(Task prompt): Transcribe the records below exactly.

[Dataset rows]
===============
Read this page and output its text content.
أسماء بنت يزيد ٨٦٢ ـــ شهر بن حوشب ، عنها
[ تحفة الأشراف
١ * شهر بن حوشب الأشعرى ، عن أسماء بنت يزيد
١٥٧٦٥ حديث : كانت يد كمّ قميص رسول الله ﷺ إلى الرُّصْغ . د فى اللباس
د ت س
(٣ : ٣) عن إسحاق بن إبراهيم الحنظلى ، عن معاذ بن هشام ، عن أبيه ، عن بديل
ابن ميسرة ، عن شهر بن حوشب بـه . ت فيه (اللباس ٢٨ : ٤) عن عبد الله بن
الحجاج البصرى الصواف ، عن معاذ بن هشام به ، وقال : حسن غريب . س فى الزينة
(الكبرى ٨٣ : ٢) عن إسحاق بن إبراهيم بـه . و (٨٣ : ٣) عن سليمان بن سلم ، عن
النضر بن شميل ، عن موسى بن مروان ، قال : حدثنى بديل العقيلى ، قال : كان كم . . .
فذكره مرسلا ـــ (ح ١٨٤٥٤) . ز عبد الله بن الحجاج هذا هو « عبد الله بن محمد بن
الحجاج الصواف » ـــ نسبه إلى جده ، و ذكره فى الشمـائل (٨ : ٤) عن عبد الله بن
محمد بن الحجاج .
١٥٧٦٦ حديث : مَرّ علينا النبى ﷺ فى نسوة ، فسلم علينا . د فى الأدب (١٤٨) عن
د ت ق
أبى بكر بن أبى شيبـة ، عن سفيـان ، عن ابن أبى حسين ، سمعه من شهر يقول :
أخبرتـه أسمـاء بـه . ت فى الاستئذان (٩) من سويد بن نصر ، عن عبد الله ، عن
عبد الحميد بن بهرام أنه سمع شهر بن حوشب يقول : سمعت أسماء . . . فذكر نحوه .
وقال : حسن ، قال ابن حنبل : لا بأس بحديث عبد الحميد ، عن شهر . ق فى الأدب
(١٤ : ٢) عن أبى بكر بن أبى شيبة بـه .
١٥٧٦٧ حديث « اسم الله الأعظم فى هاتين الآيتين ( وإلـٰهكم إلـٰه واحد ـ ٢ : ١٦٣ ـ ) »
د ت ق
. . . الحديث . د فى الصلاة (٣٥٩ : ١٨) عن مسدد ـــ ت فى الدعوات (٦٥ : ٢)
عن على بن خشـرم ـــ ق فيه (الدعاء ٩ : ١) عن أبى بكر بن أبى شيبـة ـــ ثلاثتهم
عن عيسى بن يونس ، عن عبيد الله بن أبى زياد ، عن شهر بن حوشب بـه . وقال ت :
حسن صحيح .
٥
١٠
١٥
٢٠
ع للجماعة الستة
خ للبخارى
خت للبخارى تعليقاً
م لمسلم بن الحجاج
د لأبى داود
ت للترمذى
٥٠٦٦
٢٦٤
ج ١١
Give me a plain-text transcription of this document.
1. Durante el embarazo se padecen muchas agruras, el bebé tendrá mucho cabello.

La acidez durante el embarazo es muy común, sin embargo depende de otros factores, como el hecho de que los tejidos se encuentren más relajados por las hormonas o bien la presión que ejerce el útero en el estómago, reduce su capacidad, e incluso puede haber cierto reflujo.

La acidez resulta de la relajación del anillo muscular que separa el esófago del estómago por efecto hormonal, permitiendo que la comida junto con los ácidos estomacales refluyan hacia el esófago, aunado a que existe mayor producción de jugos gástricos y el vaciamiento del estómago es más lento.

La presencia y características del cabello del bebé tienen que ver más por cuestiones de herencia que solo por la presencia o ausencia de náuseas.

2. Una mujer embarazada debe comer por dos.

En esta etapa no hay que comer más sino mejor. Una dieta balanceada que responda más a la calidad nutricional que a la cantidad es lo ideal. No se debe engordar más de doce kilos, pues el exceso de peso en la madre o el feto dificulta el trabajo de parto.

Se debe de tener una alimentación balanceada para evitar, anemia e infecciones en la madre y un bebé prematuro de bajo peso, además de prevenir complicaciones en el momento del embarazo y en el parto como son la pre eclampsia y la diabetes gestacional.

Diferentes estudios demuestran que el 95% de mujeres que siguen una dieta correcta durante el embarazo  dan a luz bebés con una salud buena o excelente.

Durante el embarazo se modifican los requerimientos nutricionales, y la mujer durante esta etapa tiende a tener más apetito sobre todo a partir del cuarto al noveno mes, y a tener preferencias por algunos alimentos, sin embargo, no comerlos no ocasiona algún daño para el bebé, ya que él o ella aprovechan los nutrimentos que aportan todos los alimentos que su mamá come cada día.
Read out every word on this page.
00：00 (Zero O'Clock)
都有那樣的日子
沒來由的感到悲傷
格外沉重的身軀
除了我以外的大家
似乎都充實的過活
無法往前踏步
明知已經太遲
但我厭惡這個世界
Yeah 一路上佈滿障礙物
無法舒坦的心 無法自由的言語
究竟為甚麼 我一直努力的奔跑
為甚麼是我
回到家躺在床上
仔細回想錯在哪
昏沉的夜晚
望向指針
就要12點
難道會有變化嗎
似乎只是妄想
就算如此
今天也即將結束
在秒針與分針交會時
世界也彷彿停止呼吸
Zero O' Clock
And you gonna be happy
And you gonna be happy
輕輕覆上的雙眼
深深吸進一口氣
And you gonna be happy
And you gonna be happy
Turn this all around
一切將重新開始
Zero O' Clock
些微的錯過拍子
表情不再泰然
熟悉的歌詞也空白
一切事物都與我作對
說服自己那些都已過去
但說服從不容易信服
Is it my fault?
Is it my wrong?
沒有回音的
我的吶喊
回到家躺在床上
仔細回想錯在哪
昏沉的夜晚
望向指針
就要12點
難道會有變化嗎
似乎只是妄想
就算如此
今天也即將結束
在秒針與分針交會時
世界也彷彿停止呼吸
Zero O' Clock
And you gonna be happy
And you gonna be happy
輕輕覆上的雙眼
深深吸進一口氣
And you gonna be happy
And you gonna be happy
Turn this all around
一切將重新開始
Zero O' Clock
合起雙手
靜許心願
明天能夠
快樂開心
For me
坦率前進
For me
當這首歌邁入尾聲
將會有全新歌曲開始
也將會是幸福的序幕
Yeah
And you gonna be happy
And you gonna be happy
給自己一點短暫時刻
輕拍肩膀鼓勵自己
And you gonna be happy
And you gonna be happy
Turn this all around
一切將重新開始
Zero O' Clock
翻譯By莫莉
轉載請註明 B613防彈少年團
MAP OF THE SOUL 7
===============
(Solution for this problem):
Read this page and output its text content.
أسماء بنت يزيد ٨٦٢ ـــ شهر بن حوشب ، عنها
[ تحفة الأشراف
١ * شهر بن حوشب الأشعرى ، عن أسماء بنت يزيد
١٥٧٦٥ حديث : كانت يد كمّ قميص رسول الله ﷺ إلى الرُّصْغ . د فى اللباس
د ت س
(٣ : ٣) عن إسحاق بن إبراهيم الحنظلى ، عن معاذ بن هشام ، عن أبيه ، عن بديل
ابن ميسرة ، عن شهر بن حوشب بـه . ت فيه (اللباس ٢٨ : ٤) عن عبد الله بن
الحجاج البصرى الصواف ، عن معاذ بن هشام به ، وقال : حسن غريب . س فى الزينة
(الكبرى ٨٣ : ٢) عن إسحاق بن إبراهيم بـه . و (٨٣ : ٣) عن سليمان بن سلم ، عن
النضر بن شميل ، عن موسى بن مروان ، قال : حدثنى بديل العقيلى ، قال : كان كم . . .
فذكره مرسلا ـــ (ح ١٨٤٥٤) . ز عبد الله بن الحجاج هذا هو « عبد الله بن محمد بن
الحجاج الصواف » ـــ نسبه إلى جده ، و ذكره فى الشمـائل (٨ : ٤) عن عبد الله بن
محمد بن الحجاج .
١٥٧٦٦ حديث : مَرّ علينا النبى ﷺ فى نسوة ، فسلم علينا . د فى الأدب (١٤٨) عن
د ت ق
أبى بكر بن أبى شيبـة ، عن سفيـان ، عن ابن أبى حسين ، سمعه من شهر يقول :
أخبرتـه أسمـاء بـه . ت فى الاستئذان (٩) من سويد بن نصر ، عن عبد الله ، عن
عبد الحميد بن بهرام أنه سمع شهر بن حوشب يقول : سمعت أسماء . . . فذكر نحوه .
وقال : حسن ، قال ابن حنبل : لا بأس بحديث عبد الحميد ، عن شهر . ق فى الأدب
(١٤ : ٢) عن أبى بكر بن أبى شيبة بـه .
١٥٧٦٧ حديث « اسم الله الأعظم فى هاتين الآيتين ( وإلـٰهكم إلـٰه واحد ـ ٢ : ١٦٣ ـ ) »
د ت ق
. . . الحديث . د فى الصلاة (٣٥٩ : ١٨) عن مسدد ـــ ت فى الدعوات (٦٥ : ٢)
عن على بن خشـرم ـــ ق فيه (الدعاء ٩ : ١) عن أبى بكر بن أبى شيبـة ـــ ثلاثتهم
عن عيسى بن يونس ، عن عبيد الله بن أبى زياد ، عن شهر بن حوشب بـه . وقال ت :
حسن صحيح .
٥
١٠
١٥
٢٠
ع للجماعة الستة
خ للبخارى
خت للبخارى تعليقاً
م لمسلم بن الحجاج
د لأبى داود
ت للترمذى
٥٠٦٦
٢٦٤
ج ١١
Give me a plain-text transcription of this document.
1. Durante el embarazo se padecen muchas agruras, el bebé tendrá mucho cabello.

La acidez durante el embarazo es muy común, sin embargo depende de otros factores, como el hecho de que los tejidos se encuentren más relajados por las hormonas o bien la presión que ejerce el útero en el estómago, reduce su capacidad, e incluso puede haber cierto reflujo.

La acidez resulta de la relajación del anillo muscular que separa el esófago del estómago por efecto hormonal, permitiendo que la comida junto con los ácidos estomacales refluyan hacia el esófago, aunado a que existe mayor producción de jugos gástricos y el vaciamiento del estómago es más lento.

La presencia y características del cabello del bebé tienen que ver más por cuestiones de herencia que solo por la presencia o ausencia de náuseas.

2. Una mujer embarazada debe comer por dos.

En esta etapa no hay que comer más sino mejor. Una dieta balanceada que responda más a la calidad nutricional que a la cantidad es lo ideal. No se debe engordar más de doce kilos, pues el exceso de peso en la madre o el feto dificulta el trabajo de parto.

Se debe de tener una alimentación balanceada para evitar, anemia e infecciones en la madre y un bebé prematuro de bajo peso, además de prevenir complicaciones en el momento del embarazo y en el parto como son la pre eclampsia y la diabetes gestacional.

Diferentes estudios demuestran que el 95% de mujeres que siguen una dieta correcta durante el embarazo  dan a luz bebés con una salud buena o excelente.

Durante el embarazo se modifican los requerimientos nutricionales, y la mujer durante esta etapa tiende a tener más apetito sobre todo a partir del cuarto al noveno mes, y a tener preferencias por algunos alimentos, sin embargo, no comerlos no ocasiona algún daño para el bebé, ya que él o ella aprovechan los nutrimentos que aportan todos los alimentos que su mamá come cada día.
Read out every word on this page.
00：00 (Zero O'Clock)
都有那樣的日子
沒來由的感到悲傷
格外沉重的身軀
除了我以外的大家
似乎都充實的過活
無法往前踏步
明知已經太遲
但我厭惡這個世界
Yeah 一路上佈滿障礙物
無法舒坦的心 無法自由的言語
究竟為甚麼 我一直努力的奔跑
為甚麼是我
回到家躺在床上
仔細回想錯在哪
昏沉的夜晚
望向指針
就要12點
難道會有變化嗎
似乎只是妄想
就算如此
今天也即將結束
在秒針與分針交會時
世界也彷彿停止呼吸
Zero O' Clock
And you gonna be happy
And you gonna be happy
輕輕覆上的雙眼
深深吸進一口氣
And you gonna be happy
And you gonna be happy
Turn this all around
一切將重新開始
Zero O' Clock
些微的錯過拍子
表情不再泰然
熟悉的歌詞也空白
一切事物都與我作對
說服自己那些都已過去
但說服從不容易信服
Is it my fault?
Is it my wrong?
沒有回音的
我的吶喊
回到家躺在床上
仔細回想錯在哪
昏沉的夜晚
望向指針
就要12點
難道會有變化嗎
似乎只是妄想
就算如此
今天也即將結束
在秒針與分針交會時
世界也彷彿停止呼吸
Zero O' Clock
And you gonna be happy
And you gonna be happy
輕輕覆上的雙眼
深深吸進一口氣
And you gonna be happy
And you gonna be happy
Turn this all around
一切將重新開始
Zero O' Clock
合起雙手
靜許心願
明天能夠
快樂開心
For me
坦率前進
For me
當這首歌邁入尾聲
將會有全新歌曲開始
也將會是幸福的序幕
Yeah
And you gonna be happy
And you gonna be happy
給自己一點短暫時刻
輕拍肩膀鼓勵自己
And you gonna be happy
And you gonna be happy
Turn this all around
一切將重新開始
Zero O' Clock
翻譯By莫莉
轉載請註明 B613防彈少年團
MAP OF THE SOUL 7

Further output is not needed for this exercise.